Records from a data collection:

►

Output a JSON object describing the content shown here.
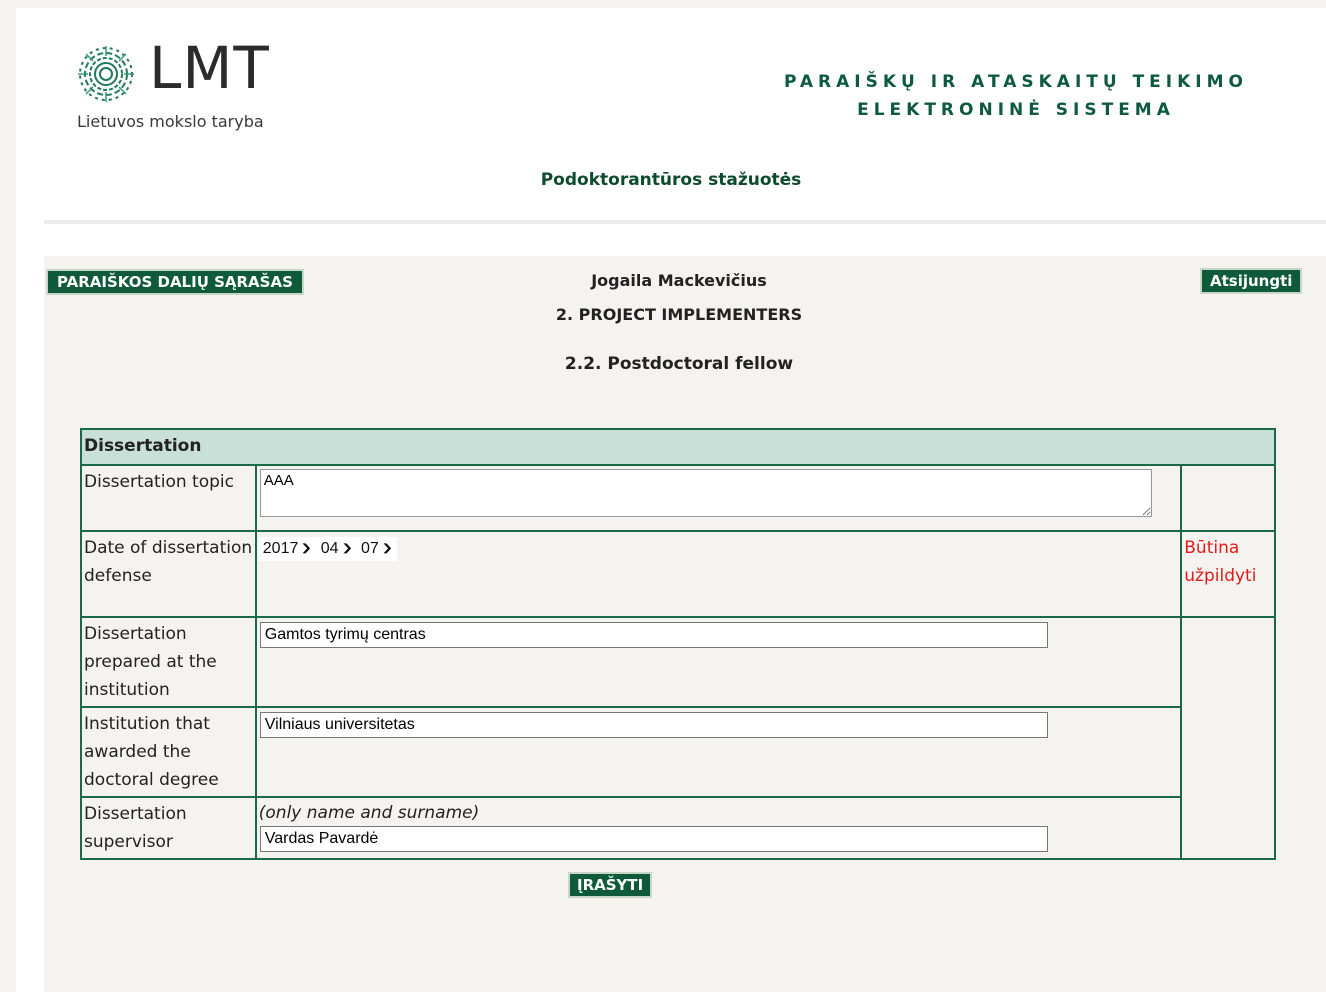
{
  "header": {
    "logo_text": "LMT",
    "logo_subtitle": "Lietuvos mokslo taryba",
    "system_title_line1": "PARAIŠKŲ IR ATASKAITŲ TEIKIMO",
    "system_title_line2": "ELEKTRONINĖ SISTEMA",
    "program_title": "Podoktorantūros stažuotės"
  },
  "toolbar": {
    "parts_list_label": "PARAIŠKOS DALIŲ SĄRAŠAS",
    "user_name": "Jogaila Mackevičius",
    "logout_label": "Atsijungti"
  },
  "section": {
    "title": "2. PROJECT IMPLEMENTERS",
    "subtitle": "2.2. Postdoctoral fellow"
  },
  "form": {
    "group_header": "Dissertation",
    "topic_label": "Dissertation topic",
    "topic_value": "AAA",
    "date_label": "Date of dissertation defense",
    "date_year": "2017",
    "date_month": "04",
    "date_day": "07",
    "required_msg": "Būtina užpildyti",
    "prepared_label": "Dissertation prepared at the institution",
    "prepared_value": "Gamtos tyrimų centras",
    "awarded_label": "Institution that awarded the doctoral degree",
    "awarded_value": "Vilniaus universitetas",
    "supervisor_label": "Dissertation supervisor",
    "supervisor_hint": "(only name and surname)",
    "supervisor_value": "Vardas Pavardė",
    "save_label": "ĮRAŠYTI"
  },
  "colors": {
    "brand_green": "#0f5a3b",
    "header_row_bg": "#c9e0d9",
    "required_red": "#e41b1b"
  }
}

◄

• TASK TO COMPLETE: Set down the material above as is, without any pictures.

• COMPLETE OUTPUT:
Output a JSON object describing the content shown here.
{
  "header": {
    "logo_text": "LMT",
    "logo_subtitle": "Lietuvos mokslo taryba",
    "system_title_line1": "PARAIŠKŲ IR ATASKAITŲ TEIKIMO",
    "system_title_line2": "ELEKTRONINĖ SISTEMA",
    "program_title": "Podoktorantūros stažuotės"
  },
  "toolbar": {
    "parts_list_label": "PARAIŠKOS DALIŲ SĄRAŠAS",
    "user_name": "Jogaila Mackevičius",
    "logout_label": "Atsijungti"
  },
  "section": {
    "title": "2. PROJECT IMPLEMENTERS",
    "subtitle": "2.2. Postdoctoral fellow"
  },
  "form": {
    "group_header": "Dissertation",
    "topic_label": "Dissertation topic",
    "topic_value": "AAA",
    "date_label": "Date of dissertation defense",
    "date_year": "2017",
    "date_month": "04",
    "date_day": "07",
    "required_msg": "Būtina užpildyti",
    "prepared_label": "Dissertation prepared at the institution",
    "prepared_value": "Gamtos tyrimų centras",
    "awarded_label": "Institution that awarded the doctoral degree",
    "awarded_value": "Vilniaus universitetas",
    "supervisor_label": "Dissertation supervisor",
    "supervisor_hint": "(only name and surname)",
    "supervisor_value": "Vardas Pavardė",
    "save_label": "ĮRAŠYTI"
  },
  "colors": {
    "brand_green": "#0f5a3b",
    "header_row_bg": "#c9e0d9",
    "required_red": "#e41b1b"
  }
}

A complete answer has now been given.